• Exercise materials
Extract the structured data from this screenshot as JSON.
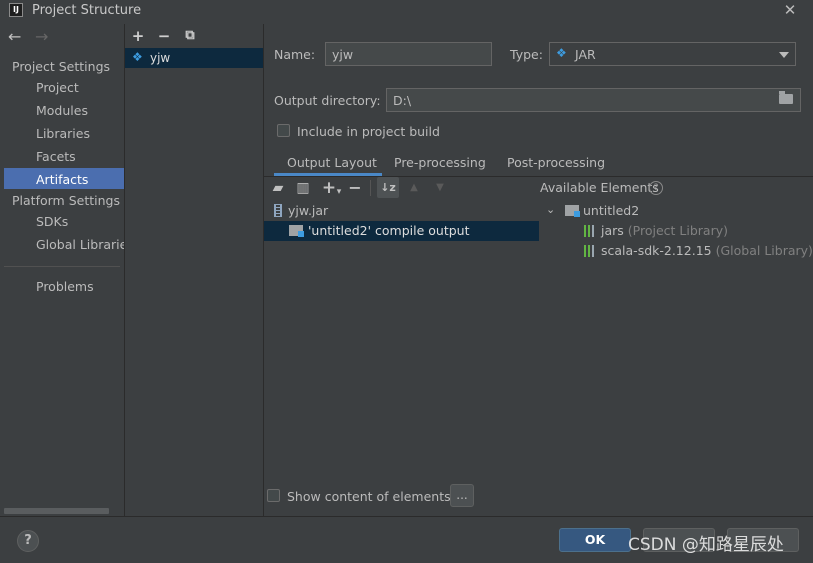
{
  "window": {
    "title": "Project Structure",
    "app_icon_text": "IJ",
    "close_glyph": "✕"
  },
  "nav": {
    "back": "←",
    "forward": "→"
  },
  "sidebar": {
    "project_settings": "Project Settings",
    "items_project": [
      "Project",
      "Modules",
      "Libraries",
      "Facets",
      "Artifacts"
    ],
    "platform_settings": "Platform Settings",
    "items_platform": [
      "SDKs",
      "Global Libraries"
    ],
    "problems": "Problems",
    "selected": "Artifacts"
  },
  "artifacts_toolbar": {
    "add": "+",
    "remove": "−",
    "copy": "⧉"
  },
  "artifacts": [
    {
      "name": "yjw",
      "icon": "artifact-diamond-icon"
    }
  ],
  "form": {
    "name_label": "Name:",
    "name_value": "yjw",
    "type_label": "Type:",
    "type_value": "JAR",
    "output_dir_label": "Output directory:",
    "output_dir_value": "D:\\",
    "include_in_build_label": "Include in project build",
    "include_in_build_checked": false
  },
  "tabs": [
    {
      "label": "Output Layout",
      "active": true
    },
    {
      "label": "Pre-processing",
      "active": false
    },
    {
      "label": "Post-processing",
      "active": false
    }
  ],
  "layout_toolbar": {
    "new_dir": "▰",
    "archive": "▥",
    "add": "+",
    "add_caret": "▾",
    "remove": "−",
    "sort": "↓z",
    "up": "▲",
    "down": "▼"
  },
  "output_tree": {
    "root": "yjw.jar",
    "children": [
      "'untitled2' compile output"
    ]
  },
  "available": {
    "label": "Available Elements",
    "help": "?",
    "root": "untitled2",
    "items": [
      {
        "name": "jars",
        "note": "(Project Library)"
      },
      {
        "name": "scala-sdk-2.12.15",
        "note": "(Global Library)"
      }
    ]
  },
  "show_content": {
    "label": "Show content of elements",
    "checked": false,
    "more_button": "..."
  },
  "buttons": {
    "ok": "OK",
    "help": "?"
  },
  "watermark": "CSDN @知路星辰处",
  "colors": {
    "accent": "#4b6eaf",
    "selection_dark": "#0d293e",
    "ok_button": "#365880",
    "background": "#3c3f41"
  }
}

• Requirements
Scan the material line by line and report each one that contains "false".

• The response
    "include_in_build_checked": false
      "active": false
      "active": false
    "checked": false,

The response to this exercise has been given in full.